(Collected data entries)
—————
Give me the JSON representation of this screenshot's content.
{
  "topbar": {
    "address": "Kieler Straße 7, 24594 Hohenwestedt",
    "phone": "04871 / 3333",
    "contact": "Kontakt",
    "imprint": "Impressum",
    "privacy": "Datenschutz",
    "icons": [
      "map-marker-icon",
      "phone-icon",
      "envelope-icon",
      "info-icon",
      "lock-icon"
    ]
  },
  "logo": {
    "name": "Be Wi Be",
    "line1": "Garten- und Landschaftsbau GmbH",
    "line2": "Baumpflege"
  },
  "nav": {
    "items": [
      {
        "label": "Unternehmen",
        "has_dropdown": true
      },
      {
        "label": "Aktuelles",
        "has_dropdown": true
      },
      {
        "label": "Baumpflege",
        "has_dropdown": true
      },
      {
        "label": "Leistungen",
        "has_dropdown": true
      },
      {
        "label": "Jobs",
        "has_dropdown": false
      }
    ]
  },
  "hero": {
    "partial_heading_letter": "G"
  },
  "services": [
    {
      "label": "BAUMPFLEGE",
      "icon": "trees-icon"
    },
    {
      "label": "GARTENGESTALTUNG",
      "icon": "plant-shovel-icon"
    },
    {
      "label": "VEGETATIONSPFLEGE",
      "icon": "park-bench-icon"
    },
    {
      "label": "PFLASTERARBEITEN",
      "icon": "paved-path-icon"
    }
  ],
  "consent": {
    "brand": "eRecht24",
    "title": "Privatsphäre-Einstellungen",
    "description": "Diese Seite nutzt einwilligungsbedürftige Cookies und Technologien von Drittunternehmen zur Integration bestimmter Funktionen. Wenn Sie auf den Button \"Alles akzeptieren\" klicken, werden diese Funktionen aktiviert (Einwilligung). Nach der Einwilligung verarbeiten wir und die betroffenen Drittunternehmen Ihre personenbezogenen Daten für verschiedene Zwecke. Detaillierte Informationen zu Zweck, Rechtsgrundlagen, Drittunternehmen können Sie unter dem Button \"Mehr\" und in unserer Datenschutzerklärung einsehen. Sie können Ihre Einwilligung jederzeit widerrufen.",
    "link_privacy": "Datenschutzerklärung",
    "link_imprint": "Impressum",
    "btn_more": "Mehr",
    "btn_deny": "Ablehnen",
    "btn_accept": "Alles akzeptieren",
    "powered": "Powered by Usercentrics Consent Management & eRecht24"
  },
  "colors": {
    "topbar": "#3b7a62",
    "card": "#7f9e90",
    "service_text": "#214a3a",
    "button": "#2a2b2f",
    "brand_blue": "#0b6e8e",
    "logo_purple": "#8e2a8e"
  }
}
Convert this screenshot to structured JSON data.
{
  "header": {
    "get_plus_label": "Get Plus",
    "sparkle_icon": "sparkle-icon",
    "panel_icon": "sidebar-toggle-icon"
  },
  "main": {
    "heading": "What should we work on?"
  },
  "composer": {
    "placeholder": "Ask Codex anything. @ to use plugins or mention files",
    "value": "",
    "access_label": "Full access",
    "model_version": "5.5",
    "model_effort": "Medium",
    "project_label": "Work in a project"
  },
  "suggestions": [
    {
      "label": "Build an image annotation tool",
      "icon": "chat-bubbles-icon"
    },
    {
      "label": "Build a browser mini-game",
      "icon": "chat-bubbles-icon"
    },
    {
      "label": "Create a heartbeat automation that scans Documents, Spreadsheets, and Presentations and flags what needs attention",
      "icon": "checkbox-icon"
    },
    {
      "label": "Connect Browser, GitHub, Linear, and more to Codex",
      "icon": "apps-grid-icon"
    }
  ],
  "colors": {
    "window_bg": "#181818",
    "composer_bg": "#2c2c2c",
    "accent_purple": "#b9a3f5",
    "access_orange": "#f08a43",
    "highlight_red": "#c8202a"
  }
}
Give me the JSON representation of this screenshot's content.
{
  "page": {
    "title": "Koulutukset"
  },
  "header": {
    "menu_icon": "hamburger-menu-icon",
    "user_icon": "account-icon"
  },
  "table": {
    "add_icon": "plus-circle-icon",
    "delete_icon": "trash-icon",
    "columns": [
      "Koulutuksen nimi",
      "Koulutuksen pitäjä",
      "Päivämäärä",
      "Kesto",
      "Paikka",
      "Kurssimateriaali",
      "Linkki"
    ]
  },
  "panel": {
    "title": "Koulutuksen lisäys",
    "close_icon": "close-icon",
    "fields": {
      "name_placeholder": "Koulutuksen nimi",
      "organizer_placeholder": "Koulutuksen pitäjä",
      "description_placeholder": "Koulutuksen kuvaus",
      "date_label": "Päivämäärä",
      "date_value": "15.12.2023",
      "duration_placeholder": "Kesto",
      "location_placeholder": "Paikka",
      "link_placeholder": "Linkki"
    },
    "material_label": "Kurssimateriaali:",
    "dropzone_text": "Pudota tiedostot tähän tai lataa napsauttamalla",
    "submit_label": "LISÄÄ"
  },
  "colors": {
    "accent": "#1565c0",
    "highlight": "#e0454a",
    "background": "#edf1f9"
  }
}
—————
Directions for this task:
All of the data needs to be reproduced exactly, with no line missing.

Final result:
Give me the JSON representation of this screenshot's content.
{
  "topbar": {
    "address": "Kieler Straße 7, 24594 Hohenwestedt",
    "phone": "04871 / 3333",
    "contact": "Kontakt",
    "imprint": "Impressum",
    "privacy": "Datenschutz",
    "icons": [
      "map-marker-icon",
      "phone-icon",
      "envelope-icon",
      "info-icon",
      "lock-icon"
    ]
  },
  "logo": {
    "name": "Be Wi Be",
    "line1": "Garten- und Landschaftsbau GmbH",
    "line2": "Baumpflege"
  },
  "nav": {
    "items": [
      {
        "label": "Unternehmen",
        "has_dropdown": true
      },
      {
        "label": "Aktuelles",
        "has_dropdown": true
      },
      {
        "label": "Baumpflege",
        "has_dropdown": true
      },
      {
        "label": "Leistungen",
        "has_dropdown": true
      },
      {
        "label": "Jobs",
        "has_dropdown": false
      }
    ]
  },
  "hero": {
    "partial_heading_letter": "G"
  },
  "services": [
    {
      "label": "BAUMPFLEGE",
      "icon": "trees-icon"
    },
    {
      "label": "GARTENGESTALTUNG",
      "icon": "plant-shovel-icon"
    },
    {
      "label": "VEGETATIONSPFLEGE",
      "icon": "park-bench-icon"
    },
    {
      "label": "PFLASTERARBEITEN",
      "icon": "paved-path-icon"
    }
  ],
  "consent": {
    "brand": "eRecht24",
    "title": "Privatsphäre-Einstellungen",
    "description": "Diese Seite nutzt einwilligungsbedürftige Cookies und Technologien von Drittunternehmen zur Integration bestimmter Funktionen. Wenn Sie auf den Button \"Alles akzeptieren\" klicken, werden diese Funktionen aktiviert (Einwilligung). Nach der Einwilligung verarbeiten wir und die betroffenen Drittunternehmen Ihre personenbezogenen Daten für verschiedene Zwecke. Detaillierte Informationen zu Zweck, Rechtsgrundlagen, Drittunternehmen können Sie unter dem Button \"Mehr\" und in unserer Datenschutzerklärung einsehen. Sie können Ihre Einwilligung jederzeit widerrufen.",
    "link_privacy": "Datenschutzerklärung",
    "link_imprint": "Impressum",
    "btn_more": "Mehr",
    "btn_deny": "Ablehnen",
    "btn_accept": "Alles akzeptieren",
    "powered": "Powered by Usercentrics Consent Management & eRecht24"
  },
  "colors": {
    "topbar": "#3b7a62",
    "card": "#7f9e90",
    "service_text": "#214a3a",
    "button": "#2a2b2f",
    "brand_blue": "#0b6e8e",
    "logo_purple": "#8e2a8e"
  }
}
Convert this screenshot to structured JSON data.
{
  "header": {
    "get_plus_label": "Get Plus",
    "sparkle_icon": "sparkle-icon",
    "panel_icon": "sidebar-toggle-icon"
  },
  "main": {
    "heading": "What should we work on?"
  },
  "composer": {
    "placeholder": "Ask Codex anything. @ to use plugins or mention files",
    "value": "",
    "access_label": "Full access",
    "model_version": "5.5",
    "model_effort": "Medium",
    "project_label": "Work in a project"
  },
  "suggestions": [
    {
      "label": "Build an image annotation tool",
      "icon": "chat-bubbles-icon"
    },
    {
      "label": "Build a browser mini-game",
      "icon": "chat-bubbles-icon"
    },
    {
      "label": "Create a heartbeat automation that scans Documents, Spreadsheets, and Presentations and flags what needs attention",
      "icon": "checkbox-icon"
    },
    {
      "label": "Connect Browser, GitHub, Linear, and more to Codex",
      "icon": "apps-grid-icon"
    }
  ],
  "colors": {
    "window_bg": "#181818",
    "composer_bg": "#2c2c2c",
    "accent_purple": "#b9a3f5",
    "access_orange": "#f08a43",
    "highlight_red": "#c8202a"
  }
}
Give me the JSON representation of this screenshot's content.
{
  "page": {
    "title": "Koulutukset"
  },
  "header": {
    "menu_icon": "hamburger-menu-icon",
    "user_icon": "account-icon"
  },
  "table": {
    "add_icon": "plus-circle-icon",
    "delete_icon": "trash-icon",
    "columns": [
      "Koulutuksen nimi",
      "Koulutuksen pitäjä",
      "Päivämäärä",
      "Kesto",
      "Paikka",
      "Kurssimateriaali",
      "Linkki"
    ]
  },
  "panel": {
    "title": "Koulutuksen lisäys",
    "close_icon": "close-icon",
    "fields": {
      "name_placeholder": "Koulutuksen nimi",
      "organizer_placeholder": "Koulutuksen pitäjä",
      "description_placeholder": "Koulutuksen kuvaus",
      "date_label": "Päivämäärä",
      "date_value": "15.12.2023",
      "duration_placeholder": "Kesto",
      "location_placeholder": "Paikka",
      "link_placeholder": "Linkki"
    },
    "material_label": "Kurssimateriaali:",
    "dropzone_text": "Pudota tiedostot tähän tai lataa napsauttamalla",
    "submit_label": "LISÄÄ"
  },
  "colors": {
    "accent": "#1565c0",
    "highlight": "#e0454a",
    "background": "#edf1f9"
  }
}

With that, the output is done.